## start Exercise input

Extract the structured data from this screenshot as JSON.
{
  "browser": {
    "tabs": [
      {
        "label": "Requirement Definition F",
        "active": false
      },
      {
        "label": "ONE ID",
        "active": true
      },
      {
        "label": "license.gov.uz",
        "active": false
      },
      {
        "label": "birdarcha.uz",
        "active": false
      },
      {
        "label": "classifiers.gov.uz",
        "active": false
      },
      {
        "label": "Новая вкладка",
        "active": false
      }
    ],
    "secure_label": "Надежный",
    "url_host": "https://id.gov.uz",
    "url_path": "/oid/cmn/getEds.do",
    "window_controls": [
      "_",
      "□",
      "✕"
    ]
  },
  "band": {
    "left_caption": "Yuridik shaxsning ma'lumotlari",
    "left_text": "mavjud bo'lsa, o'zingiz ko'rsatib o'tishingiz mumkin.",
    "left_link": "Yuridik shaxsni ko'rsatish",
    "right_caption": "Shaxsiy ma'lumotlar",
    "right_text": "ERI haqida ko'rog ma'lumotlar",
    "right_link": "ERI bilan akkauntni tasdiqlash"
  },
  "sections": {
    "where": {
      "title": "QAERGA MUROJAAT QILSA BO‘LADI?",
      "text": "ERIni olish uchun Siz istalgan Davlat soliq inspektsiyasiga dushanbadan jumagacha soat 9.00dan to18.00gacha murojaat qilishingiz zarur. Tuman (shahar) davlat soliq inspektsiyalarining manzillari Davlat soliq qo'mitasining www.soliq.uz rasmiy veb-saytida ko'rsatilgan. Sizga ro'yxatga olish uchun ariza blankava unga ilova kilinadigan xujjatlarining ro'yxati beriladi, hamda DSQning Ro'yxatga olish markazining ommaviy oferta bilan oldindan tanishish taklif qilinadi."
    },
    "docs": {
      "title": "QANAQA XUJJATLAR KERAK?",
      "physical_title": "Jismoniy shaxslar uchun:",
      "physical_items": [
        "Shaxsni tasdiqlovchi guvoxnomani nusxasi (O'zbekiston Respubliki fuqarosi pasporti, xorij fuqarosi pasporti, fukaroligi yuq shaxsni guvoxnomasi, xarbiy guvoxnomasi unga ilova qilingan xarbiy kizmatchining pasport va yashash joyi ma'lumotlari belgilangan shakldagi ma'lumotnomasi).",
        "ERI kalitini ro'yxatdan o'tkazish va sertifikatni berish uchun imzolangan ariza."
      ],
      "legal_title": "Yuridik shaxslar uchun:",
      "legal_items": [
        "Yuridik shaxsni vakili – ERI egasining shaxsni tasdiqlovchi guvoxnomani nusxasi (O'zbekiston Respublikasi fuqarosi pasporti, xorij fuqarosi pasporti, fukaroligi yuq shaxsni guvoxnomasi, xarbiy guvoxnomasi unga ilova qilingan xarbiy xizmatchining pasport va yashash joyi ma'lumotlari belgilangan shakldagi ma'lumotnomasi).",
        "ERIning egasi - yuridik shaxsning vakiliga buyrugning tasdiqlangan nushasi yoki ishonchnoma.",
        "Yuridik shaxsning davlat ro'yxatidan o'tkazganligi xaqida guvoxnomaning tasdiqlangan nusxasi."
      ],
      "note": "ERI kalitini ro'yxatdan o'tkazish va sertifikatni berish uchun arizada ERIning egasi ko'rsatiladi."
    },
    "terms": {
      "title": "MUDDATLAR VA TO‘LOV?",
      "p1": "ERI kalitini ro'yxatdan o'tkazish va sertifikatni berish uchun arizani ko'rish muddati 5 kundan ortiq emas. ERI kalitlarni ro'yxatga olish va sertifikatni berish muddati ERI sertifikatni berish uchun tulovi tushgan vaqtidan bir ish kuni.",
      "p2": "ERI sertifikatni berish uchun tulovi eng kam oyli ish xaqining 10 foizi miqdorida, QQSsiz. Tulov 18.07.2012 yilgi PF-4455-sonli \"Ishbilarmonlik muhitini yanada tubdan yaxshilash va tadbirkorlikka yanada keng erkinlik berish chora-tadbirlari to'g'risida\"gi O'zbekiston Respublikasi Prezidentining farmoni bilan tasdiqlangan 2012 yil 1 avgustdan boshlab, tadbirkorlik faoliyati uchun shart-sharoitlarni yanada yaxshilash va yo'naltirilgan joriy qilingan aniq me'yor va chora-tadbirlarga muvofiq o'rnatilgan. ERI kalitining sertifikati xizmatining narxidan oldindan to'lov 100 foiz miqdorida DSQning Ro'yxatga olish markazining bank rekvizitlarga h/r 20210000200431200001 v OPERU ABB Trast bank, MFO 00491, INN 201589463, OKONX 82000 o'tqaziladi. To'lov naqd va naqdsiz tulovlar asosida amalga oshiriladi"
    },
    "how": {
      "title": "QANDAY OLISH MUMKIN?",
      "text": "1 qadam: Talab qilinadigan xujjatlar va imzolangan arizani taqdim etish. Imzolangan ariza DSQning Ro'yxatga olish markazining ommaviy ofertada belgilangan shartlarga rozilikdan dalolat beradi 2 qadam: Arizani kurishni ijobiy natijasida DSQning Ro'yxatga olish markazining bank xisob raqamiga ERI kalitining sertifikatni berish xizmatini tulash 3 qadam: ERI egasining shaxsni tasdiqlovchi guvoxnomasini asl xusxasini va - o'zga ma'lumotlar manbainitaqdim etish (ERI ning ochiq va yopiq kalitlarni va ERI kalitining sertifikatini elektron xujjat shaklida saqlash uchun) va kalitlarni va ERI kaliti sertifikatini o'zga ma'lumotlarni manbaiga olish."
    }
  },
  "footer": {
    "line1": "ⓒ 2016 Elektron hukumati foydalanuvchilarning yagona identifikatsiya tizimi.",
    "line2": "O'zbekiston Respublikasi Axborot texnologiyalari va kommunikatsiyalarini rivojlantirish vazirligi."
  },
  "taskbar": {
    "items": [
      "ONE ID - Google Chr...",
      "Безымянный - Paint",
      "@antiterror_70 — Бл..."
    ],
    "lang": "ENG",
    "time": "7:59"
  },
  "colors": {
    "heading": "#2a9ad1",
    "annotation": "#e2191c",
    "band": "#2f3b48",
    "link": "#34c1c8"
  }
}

## end Exercise input

What is being asked >> Write the data from above out again, exactly.

Correct result >>
Extract the structured data from this screenshot as JSON.
{
  "browser": {
    "tabs": [
      {
        "label": "Requirement Definition F",
        "active": false
      },
      {
        "label": "ONE ID",
        "active": true
      },
      {
        "label": "license.gov.uz",
        "active": false
      },
      {
        "label": "birdarcha.uz",
        "active": false
      },
      {
        "label": "classifiers.gov.uz",
        "active": false
      },
      {
        "label": "Новая вкладка",
        "active": false
      }
    ],
    "secure_label": "Надежный",
    "url_host": "https://id.gov.uz",
    "url_path": "/oid/cmn/getEds.do",
    "window_controls": [
      "_",
      "□",
      "✕"
    ]
  },
  "band": {
    "left_caption": "Yuridik shaxsning ma'lumotlari",
    "left_text": "mavjud bo'lsa, o'zingiz ko'rsatib o'tishingiz mumkin.",
    "left_link": "Yuridik shaxsni ko'rsatish",
    "right_caption": "Shaxsiy ma'lumotlar",
    "right_text": "ERI haqida ko'rog ma'lumotlar",
    "right_link": "ERI bilan akkauntni tasdiqlash"
  },
  "sections": {
    "where": {
      "title": "QAERGA MUROJAAT QILSA BO‘LADI?",
      "text": "ERIni olish uchun Siz istalgan Davlat soliq inspektsiyasiga dushanbadan jumagacha soat 9.00dan to18.00gacha murojaat qilishingiz zarur. Tuman (shahar) davlat soliq inspektsiyalarining manzillari Davlat soliq qo'mitasining www.soliq.uz rasmiy veb-saytida ko'rsatilgan. Sizga ro'yxatga olish uchun ariza blankava unga ilova kilinadigan xujjatlarining ro'yxati beriladi, hamda DSQning Ro'yxatga olish markazining ommaviy oferta bilan oldindan tanishish taklif qilinadi."
    },
    "docs": {
      "title": "QANAQA XUJJATLAR KERAK?",
      "physical_title": "Jismoniy shaxslar uchun:",
      "physical_items": [
        "Shaxsni tasdiqlovchi guvoxnomani nusxasi (O'zbekiston Respubliki fuqarosi pasporti, xorij fuqarosi pasporti, fukaroligi yuq shaxsni guvoxnomasi, xarbiy guvoxnomasi unga ilova qilingan xarbiy kizmatchining pasport va yashash joyi ma'lumotlari belgilangan shakldagi ma'lumotnomasi).",
        "ERI kalitini ro'yxatdan o'tkazish va sertifikatni berish uchun imzolangan ariza."
      ],
      "legal_title": "Yuridik shaxslar uchun:",
      "legal_items": [
        "Yuridik shaxsni vakili – ERI egasining shaxsni tasdiqlovchi guvoxnomani nusxasi (O'zbekiston Respublikasi fuqarosi pasporti, xorij fuqarosi pasporti, fukaroligi yuq shaxsni guvoxnomasi, xarbiy guvoxnomasi unga ilova qilingan xarbiy xizmatchining pasport va yashash joyi ma'lumotlari belgilangan shakldagi ma'lumotnomasi).",
        "ERIning egasi - yuridik shaxsning vakiliga buyrugning tasdiqlangan nushasi yoki ishonchnoma.",
        "Yuridik shaxsning davlat ro'yxatidan o'tkazganligi xaqida guvoxnomaning tasdiqlangan nusxasi."
      ],
      "note": "ERI kalitini ro'yxatdan o'tkazish va sertifikatni berish uchun arizada ERIning egasi ko'rsatiladi."
    },
    "terms": {
      "title": "MUDDATLAR VA TO‘LOV?",
      "p1": "ERI kalitini ro'yxatdan o'tkazish va sertifikatni berish uchun arizani ko'rish muddati 5 kundan ortiq emas. ERI kalitlarni ro'yxatga olish va sertifikatni berish muddati ERI sertifikatni berish uchun tulovi tushgan vaqtidan bir ish kuni.",
      "p2": "ERI sertifikatni berish uchun tulovi eng kam oyli ish xaqining 10 foizi miqdorida, QQSsiz. Tulov 18.07.2012 yilgi PF-4455-sonli \"Ishbilarmonlik muhitini yanada tubdan yaxshilash va tadbirkorlikka yanada keng erkinlik berish chora-tadbirlari to'g'risida\"gi O'zbekiston Respublikasi Prezidentining farmoni bilan tasdiqlangan 2012 yil 1 avgustdan boshlab, tadbirkorlik faoliyati uchun shart-sharoitlarni yanada yaxshilash va yo'naltirilgan joriy qilingan aniq me'yor va chora-tadbirlarga muvofiq o'rnatilgan. ERI kalitining sertifikati xizmatining narxidan oldindan to'lov 100 foiz miqdorida DSQning Ro'yxatga olish markazining bank rekvizitlarga h/r 20210000200431200001 v OPERU ABB Trast bank, MFO 00491, INN 201589463, OKONX 82000 o'tqaziladi. To'lov naqd va naqdsiz tulovlar asosida amalga oshiriladi"
    },
    "how": {
      "title": "QANDAY OLISH MUMKIN?",
      "text": "1 qadam: Talab qilinadigan xujjatlar va imzolangan arizani taqdim etish. Imzolangan ariza DSQning Ro'yxatga olish markazining ommaviy ofertada belgilangan shartlarga rozilikdan dalolat beradi 2 qadam: Arizani kurishni ijobiy natijasida DSQning Ro'yxatga olish markazining bank xisob raqamiga ERI kalitining sertifikatni berish xizmatini tulash 3 qadam: ERI egasining shaxsni tasdiqlovchi guvoxnomasini asl xusxasini va - o'zga ma'lumotlar manbainitaqdim etish (ERI ning ochiq va yopiq kalitlarni va ERI kalitining sertifikatini elektron xujjat shaklida saqlash uchun) va kalitlarni va ERI kaliti sertifikatini o'zga ma'lumotlarni manbaiga olish."
    }
  },
  "footer": {
    "line1": "ⓒ 2016 Elektron hukumati foydalanuvchilarning yagona identifikatsiya tizimi.",
    "line2": "O'zbekiston Respublikasi Axborot texnologiyalari va kommunikatsiyalarini rivojlantirish vazirligi."
  },
  "taskbar": {
    "items": [
      "ONE ID - Google Chr...",
      "Безымянный - Paint",
      "@antiterror_70 — Бл..."
    ],
    "lang": "ENG",
    "time": "7:59"
  },
  "colors": {
    "heading": "#2a9ad1",
    "annotation": "#e2191c",
    "band": "#2f3b48",
    "link": "#34c1c8"
  }
}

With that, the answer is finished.